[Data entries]
★ ★ ★ ★

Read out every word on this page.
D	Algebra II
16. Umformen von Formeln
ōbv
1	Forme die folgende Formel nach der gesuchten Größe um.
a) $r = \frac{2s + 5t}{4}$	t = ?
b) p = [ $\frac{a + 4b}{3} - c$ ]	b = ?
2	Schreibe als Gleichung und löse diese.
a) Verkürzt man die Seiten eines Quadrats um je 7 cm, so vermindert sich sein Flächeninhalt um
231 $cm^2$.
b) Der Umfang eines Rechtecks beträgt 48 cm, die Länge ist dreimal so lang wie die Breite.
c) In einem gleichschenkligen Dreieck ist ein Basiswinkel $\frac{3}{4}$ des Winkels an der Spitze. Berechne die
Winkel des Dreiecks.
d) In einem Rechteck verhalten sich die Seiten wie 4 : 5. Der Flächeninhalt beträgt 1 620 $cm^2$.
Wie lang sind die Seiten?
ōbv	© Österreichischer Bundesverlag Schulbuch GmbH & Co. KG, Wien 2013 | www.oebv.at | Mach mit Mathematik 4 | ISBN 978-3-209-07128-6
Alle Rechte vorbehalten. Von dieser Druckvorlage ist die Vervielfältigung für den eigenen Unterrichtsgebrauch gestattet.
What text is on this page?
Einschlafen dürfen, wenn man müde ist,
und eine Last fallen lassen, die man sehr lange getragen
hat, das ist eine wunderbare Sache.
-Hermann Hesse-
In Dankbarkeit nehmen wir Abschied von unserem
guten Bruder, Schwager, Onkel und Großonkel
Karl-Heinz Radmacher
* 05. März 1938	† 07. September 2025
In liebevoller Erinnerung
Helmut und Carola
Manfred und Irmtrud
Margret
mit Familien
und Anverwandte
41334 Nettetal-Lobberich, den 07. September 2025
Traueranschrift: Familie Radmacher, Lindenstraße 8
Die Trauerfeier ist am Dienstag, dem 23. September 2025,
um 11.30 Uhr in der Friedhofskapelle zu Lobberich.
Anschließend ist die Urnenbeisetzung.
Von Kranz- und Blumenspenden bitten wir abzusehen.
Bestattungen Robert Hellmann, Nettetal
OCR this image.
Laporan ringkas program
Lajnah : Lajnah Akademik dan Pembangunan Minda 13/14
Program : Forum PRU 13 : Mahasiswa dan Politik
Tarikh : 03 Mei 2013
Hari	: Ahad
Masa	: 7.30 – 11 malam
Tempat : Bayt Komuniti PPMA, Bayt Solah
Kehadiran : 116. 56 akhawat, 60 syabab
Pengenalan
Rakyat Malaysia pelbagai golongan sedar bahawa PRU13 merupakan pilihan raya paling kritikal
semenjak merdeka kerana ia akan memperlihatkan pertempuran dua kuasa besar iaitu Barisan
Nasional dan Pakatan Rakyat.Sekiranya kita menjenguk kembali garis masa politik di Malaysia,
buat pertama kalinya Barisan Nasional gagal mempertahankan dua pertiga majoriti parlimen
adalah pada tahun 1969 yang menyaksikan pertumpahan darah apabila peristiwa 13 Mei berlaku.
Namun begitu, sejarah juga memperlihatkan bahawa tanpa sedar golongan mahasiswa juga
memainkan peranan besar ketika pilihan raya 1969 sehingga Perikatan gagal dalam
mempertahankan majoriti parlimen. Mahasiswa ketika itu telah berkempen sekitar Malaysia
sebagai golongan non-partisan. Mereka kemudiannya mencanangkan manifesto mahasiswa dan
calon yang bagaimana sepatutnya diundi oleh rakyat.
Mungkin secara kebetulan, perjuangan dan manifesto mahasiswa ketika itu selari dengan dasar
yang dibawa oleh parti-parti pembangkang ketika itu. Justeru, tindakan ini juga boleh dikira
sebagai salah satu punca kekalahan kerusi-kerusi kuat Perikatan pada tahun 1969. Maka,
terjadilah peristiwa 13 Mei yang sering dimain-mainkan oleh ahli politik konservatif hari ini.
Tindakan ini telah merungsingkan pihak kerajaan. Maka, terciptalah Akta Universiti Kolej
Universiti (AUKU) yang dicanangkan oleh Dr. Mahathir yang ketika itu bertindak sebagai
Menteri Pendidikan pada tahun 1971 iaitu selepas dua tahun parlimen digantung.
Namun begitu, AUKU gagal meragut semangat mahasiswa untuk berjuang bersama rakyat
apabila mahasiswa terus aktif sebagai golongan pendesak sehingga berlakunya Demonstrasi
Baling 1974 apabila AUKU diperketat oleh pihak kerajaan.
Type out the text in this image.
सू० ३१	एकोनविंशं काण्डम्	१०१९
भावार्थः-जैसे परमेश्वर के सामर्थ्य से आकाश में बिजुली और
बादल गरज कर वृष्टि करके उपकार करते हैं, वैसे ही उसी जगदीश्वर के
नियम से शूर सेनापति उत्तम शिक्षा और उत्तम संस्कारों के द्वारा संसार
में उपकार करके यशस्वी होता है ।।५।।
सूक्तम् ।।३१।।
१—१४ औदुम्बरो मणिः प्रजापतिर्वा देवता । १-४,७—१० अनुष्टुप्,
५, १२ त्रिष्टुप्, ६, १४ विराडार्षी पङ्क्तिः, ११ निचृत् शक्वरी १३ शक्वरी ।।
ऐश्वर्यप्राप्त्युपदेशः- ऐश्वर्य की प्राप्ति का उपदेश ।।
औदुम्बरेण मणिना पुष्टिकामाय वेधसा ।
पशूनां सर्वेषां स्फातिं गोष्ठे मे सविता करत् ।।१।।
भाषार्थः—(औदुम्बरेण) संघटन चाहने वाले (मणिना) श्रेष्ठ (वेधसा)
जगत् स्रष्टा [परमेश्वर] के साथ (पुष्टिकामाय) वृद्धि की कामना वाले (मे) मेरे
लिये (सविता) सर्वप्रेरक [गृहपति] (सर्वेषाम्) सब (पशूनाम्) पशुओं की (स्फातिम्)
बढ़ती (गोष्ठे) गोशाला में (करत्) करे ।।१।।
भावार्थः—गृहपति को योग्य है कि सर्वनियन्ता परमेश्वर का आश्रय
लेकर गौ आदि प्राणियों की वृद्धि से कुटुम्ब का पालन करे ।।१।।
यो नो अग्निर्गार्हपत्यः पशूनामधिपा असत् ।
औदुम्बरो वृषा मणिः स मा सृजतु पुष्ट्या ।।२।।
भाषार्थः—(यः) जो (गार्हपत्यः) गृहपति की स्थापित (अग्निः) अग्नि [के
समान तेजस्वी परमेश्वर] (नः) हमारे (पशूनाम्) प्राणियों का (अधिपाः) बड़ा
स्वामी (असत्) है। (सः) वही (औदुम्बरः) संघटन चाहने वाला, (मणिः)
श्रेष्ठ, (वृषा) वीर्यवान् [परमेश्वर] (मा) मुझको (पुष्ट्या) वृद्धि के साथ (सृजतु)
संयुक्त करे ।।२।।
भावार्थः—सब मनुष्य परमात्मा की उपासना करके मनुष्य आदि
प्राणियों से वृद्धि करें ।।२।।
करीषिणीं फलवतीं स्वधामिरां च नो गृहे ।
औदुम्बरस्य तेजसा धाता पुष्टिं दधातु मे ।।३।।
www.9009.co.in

★ ★ ★ ★

### PROBLEM DETAILS
Check each line of the data above for the string "sebagai" and report only how many lines have it.

### REPLY
4